┌─ Texte proposé
En 1983, le regretté Pee Wee Herman Show mettait en scène un clown inspiré d’un sketch éducatif de la fin des années 50. La vétusté du sketch et la platitude psychologique de cet anti-role model définitif, ce Mr Bungle, provoquèrent fatalement le rire chez les spectateurs endurcis ; il ne pouvait que susciter plus d’idées malsaines que l’on croyait six cerveaux d’Eureka, Californie, capables d’en enfanter. Les fameux six cerveaux se demandèrent, à la vue du fameux clown : et si ce Mr Bungle avait existé dans notre monde ?
Les protohistoriens Eurekologues s’accordent généralement pour dater la naissance du monstre (et la mort sur le coup de sa primigeste) à 1986. Ce siècle avait quatre-vingt-six ans, lorsque le lardon cognant et vagissant plus que de raison jaillit du giron maternel, décidé à inonder son entourage de vomi, car tel était son bon plaisir. La cassette de l’accouchement, The Raging Wrath Of The Easter Bunny, est introuvable.
└─
▶ **Objectifs**
**1.** D'après le texte proposé, en quelle année le Pee Wee Herman Show mettait-il en scène le clown ?
**2.** Recopiez sans aucune modification le passage du texte proposé qui va de « En 1983, le » jusqu'à « notre monde ? » inclus.
Le matériel qui suit provient d'une autre source.
┌─ Données fournies
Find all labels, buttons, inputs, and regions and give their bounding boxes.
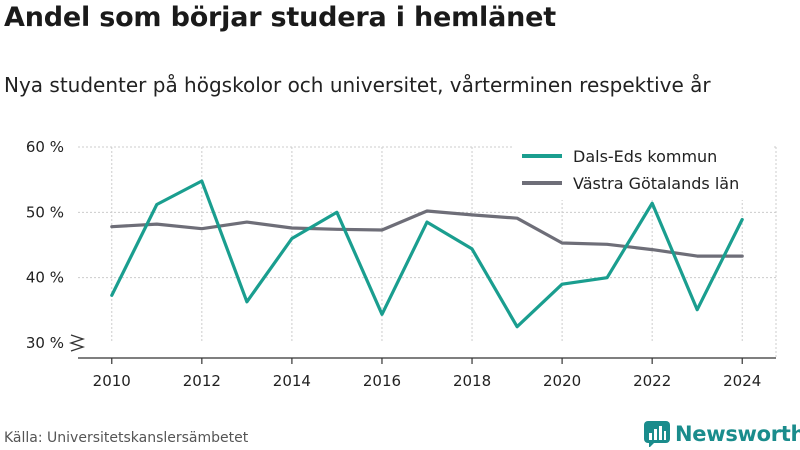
└─
▶ **Corrigé**
**1.** En 1983.

**2.**
En 1983, le regretté Pee Wee Herman Show mettait en scène un clown inspiré d’un sketch éducatif de la fin des années 50. La vétusté du sketch et la platitude psychologique de cet anti-role model définitif, ce Mr Bungle, provoquèrent fatalement le rire chez les spectateurs endurcis ; il ne pouvait que susciter plus d’idées malsaines que l’on croyait six cerveaux d’Eureka, Californie, capables d’en enfanter. Les fameux six cerveaux se demandèrent, à la vue du fameux clown : et si ce Mr Bungle avait existé dans notre monde ?